:: Data shown ::

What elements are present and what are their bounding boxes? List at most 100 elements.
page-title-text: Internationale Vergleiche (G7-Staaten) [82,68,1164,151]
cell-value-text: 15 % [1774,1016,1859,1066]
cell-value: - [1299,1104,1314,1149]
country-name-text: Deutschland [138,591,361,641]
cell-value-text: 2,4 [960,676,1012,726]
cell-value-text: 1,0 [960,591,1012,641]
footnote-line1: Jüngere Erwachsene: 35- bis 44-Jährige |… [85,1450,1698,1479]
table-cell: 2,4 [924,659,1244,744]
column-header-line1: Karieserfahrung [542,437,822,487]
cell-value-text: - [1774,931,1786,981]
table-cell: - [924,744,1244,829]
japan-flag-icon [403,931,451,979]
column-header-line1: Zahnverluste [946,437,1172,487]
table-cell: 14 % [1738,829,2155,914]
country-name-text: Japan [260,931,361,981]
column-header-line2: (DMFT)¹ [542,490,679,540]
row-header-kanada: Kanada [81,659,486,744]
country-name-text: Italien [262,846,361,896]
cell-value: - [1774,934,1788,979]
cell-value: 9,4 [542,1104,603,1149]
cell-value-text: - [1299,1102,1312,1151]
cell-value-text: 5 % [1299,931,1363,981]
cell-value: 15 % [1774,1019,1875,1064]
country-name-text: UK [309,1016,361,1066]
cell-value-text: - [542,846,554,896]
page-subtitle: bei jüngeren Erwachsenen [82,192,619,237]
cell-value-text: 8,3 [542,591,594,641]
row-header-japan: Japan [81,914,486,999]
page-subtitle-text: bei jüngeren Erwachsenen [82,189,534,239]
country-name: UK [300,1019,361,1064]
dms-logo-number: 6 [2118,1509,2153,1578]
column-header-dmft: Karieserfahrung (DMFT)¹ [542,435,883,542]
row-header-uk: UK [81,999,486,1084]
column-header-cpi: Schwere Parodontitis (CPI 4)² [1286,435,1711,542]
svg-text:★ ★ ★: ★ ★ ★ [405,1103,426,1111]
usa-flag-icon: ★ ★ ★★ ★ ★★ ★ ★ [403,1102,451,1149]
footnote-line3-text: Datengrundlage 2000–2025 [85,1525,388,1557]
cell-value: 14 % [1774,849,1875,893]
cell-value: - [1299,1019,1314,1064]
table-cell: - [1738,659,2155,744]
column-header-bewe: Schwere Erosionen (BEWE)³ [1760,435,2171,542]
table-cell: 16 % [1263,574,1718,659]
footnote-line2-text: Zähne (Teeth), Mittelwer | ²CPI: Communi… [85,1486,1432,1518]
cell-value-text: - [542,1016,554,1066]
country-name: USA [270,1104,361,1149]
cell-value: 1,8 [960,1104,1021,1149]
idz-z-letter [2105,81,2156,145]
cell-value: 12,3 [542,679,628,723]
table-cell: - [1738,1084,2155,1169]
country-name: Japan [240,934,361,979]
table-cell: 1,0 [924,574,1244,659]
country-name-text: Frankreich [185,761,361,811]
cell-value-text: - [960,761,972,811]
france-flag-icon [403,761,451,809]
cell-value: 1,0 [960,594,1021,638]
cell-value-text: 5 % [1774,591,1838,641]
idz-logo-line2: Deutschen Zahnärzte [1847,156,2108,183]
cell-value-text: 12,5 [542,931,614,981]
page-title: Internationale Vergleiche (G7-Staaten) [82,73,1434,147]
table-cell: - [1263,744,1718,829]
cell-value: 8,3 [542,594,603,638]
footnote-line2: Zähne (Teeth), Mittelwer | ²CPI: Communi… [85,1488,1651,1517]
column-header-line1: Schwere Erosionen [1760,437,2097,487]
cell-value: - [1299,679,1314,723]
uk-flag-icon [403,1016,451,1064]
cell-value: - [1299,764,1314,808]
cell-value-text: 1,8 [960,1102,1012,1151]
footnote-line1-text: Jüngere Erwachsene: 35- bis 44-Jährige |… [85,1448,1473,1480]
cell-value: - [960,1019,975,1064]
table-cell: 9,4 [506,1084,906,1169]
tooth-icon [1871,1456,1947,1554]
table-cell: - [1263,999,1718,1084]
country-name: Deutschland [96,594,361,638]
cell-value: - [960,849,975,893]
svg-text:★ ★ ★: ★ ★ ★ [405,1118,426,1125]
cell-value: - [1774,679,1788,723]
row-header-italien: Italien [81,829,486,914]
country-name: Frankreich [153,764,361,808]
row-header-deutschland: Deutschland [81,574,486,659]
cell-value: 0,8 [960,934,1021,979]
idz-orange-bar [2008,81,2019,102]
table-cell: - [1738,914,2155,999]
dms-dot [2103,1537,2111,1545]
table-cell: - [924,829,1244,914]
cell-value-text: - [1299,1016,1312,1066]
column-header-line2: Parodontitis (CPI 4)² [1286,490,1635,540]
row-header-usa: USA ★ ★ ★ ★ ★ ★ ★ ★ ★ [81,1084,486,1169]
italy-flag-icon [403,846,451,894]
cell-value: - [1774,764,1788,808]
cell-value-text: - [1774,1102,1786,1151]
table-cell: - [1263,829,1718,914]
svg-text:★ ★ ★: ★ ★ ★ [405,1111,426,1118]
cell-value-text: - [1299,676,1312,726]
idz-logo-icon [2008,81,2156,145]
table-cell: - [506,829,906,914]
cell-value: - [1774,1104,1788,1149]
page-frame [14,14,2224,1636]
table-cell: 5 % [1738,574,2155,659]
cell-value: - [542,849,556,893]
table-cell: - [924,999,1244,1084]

:::

• _What you will do_: Copy out every line of the data above word for word, leaving nothing out and changing nothing.

• _Answer to the exercise_:
What elements are present and what are their bounding boxes? List at most 100 elements.
page-title-text: Internationale Vergleiche (G7-Staaten) [82,68,1164,151]
cell-value-text: 15 % [1774,1016,1859,1066]
cell-value: - [1299,1104,1314,1149]
country-name-text: Deutschland [138,591,361,641]
cell-value-text: 2,4 [960,676,1012,726]
cell-value-text: 1,0 [960,591,1012,641]
footnote-line1: Jüngere Erwachsene: 35- bis 44-Jährige |… [85,1450,1698,1479]
table-cell: 2,4 [924,659,1244,744]
column-header-line1: Karieserfahrung [542,437,822,487]
cell-value-text: - [1774,931,1786,981]
table-cell: - [924,744,1244,829]
japan-flag-icon [403,931,451,979]
column-header-line1: Zahnverluste [946,437,1172,487]
table-cell: 14 % [1738,829,2155,914]
country-name-text: Japan [260,931,361,981]
column-header-line2: (DMFT)¹ [542,490,679,540]
row-header-kanada: Kanada [81,659,486,744]
country-name-text: Italien [262,846,361,896]
cell-value: - [1774,934,1788,979]
cell-value: 9,4 [542,1104,603,1149]
cell-value-text: - [1299,1102,1312,1151]
cell-value-text: 5 % [1299,931,1363,981]
cell-value: 15 % [1774,1019,1875,1064]
country-name-text: UK [309,1016,361,1066]
cell-value-text: - [542,846,554,896]
page-subtitle: bei jüngeren Erwachsenen [82,192,619,237]
cell-value-text: 8,3 [542,591,594,641]
row-header-japan: Japan [81,914,486,999]
page-subtitle-text: bei jüngeren Erwachsenen [82,189,534,239]
country-name: UK [300,1019,361,1064]
dms-logo-number: 6 [2118,1509,2153,1578]
column-header-dmft: Karieserfahrung (DMFT)¹ [542,435,883,542]
row-header-uk: UK [81,999,486,1084]
column-header-cpi: Schwere Parodontitis (CPI 4)² [1286,435,1711,542]
svg-text:★ ★ ★: ★ ★ ★ [405,1103,426,1111]
usa-flag-icon: ★ ★ ★★ ★ ★★ ★ ★ [403,1102,451,1149]
footnote-line3-text: Datengrundlage 2000–2025 [85,1525,388,1557]
cell-value: 14 % [1774,849,1875,893]
cell-value: - [1299,1019,1314,1064]
table-cell: - [1738,659,2155,744]
column-header-bewe: Schwere Erosionen (BEWE)³ [1760,435,2171,542]
table-cell: 16 % [1263,574,1718,659]
footnote-line2-text: Zähne (Teeth), Mittelwer | ²CPI: Communi… [85,1486,1432,1518]
cell-value-text: - [542,1016,554,1066]
country-name: USA [270,1104,361,1149]
cell-value: 1,8 [960,1104,1021,1149]
idz-z-letter [2105,81,2156,145]
cell-value: 12,3 [542,679,628,723]
table-cell: - [1738,1084,2155,1169]
country-name: Japan [240,934,361,979]
table-cell: 1,0 [924,574,1244,659]
country-name-text: Frankreich [185,761,361,811]
cell-value-text: - [960,761,972,811]
france-flag-icon [403,761,451,809]
cell-value: 1,0 [960,594,1021,638]
cell-value-text: 5 % [1774,591,1838,641]
idz-logo-line2: Deutschen Zahnärzte [1847,156,2108,183]
cell-value-text: 12,5 [542,931,614,981]
page-title: Internationale Vergleiche (G7-Staaten) [82,73,1434,147]
table-cell: - [1263,744,1718,829]
cell-value: 8,3 [542,594,603,638]
footnote-line2: Zähne (Teeth), Mittelwer | ²CPI: Communi… [85,1488,1651,1517]
column-header-line1: Schwere Erosionen [1760,437,2097,487]
cell-value: - [1299,679,1314,723]
uk-flag-icon [403,1016,451,1064]
cell-value: - [1299,764,1314,808]
cell-value-text: 1,8 [960,1102,1012,1151]
footnote-line1-text: Jüngere Erwachsene: 35- bis 44-Jährige |… [85,1448,1473,1480]
cell-value: - [960,1019,975,1064]
table-cell: 9,4 [506,1084,906,1169]
tooth-icon [1871,1456,1947,1554]
table-cell: - [1263,999,1718,1084]
country-name: Deutschland [96,594,361,638]
cell-value: - [960,849,975,893]
svg-text:★ ★ ★: ★ ★ ★ [405,1118,426,1125]
cell-value: - [1774,679,1788,723]
row-header-italien: Italien [81,829,486,914]
country-name: Frankreich [153,764,361,808]
row-header-deutschland: Deutschland [81,574,486,659]
cell-value: 0,8 [960,934,1021,979]
idz-orange-bar [2008,81,2019,102]
table-cell: - [1738,914,2155,999]
dms-dot [2103,1537,2111,1545]
table-cell: - [924,829,1244,914]
cell-value-text: - [1299,1016,1312,1066]
column-header-line2: Parodontitis (CPI 4)² [1286,490,1635,540]
row-header-usa: USA ★ ★ ★ ★ ★ ★ ★ ★ ★ [81,1084,486,1169]
italy-flag-icon [403,846,451,894]
cell-value: - [1774,764,1788,808]
cell-value-text: - [1774,1102,1786,1151]
table-cell: - [1263,829,1718,914]
svg-text:★ ★ ★: ★ ★ ★ [405,1111,426,1118]
cell-value-text: - [1299,676,1312,726]
idz-logo-icon [2008,81,2156,145]
table-cell: - [506,829,906,914]
cell-value: - [1774,1104,1788,1149]
page-frame [14,14,2224,1636]
table-cell: 5 % [1738,574,2155,659]
cell-value: - [542,849,556,893]
table-cell: - [924,999,1244,1084]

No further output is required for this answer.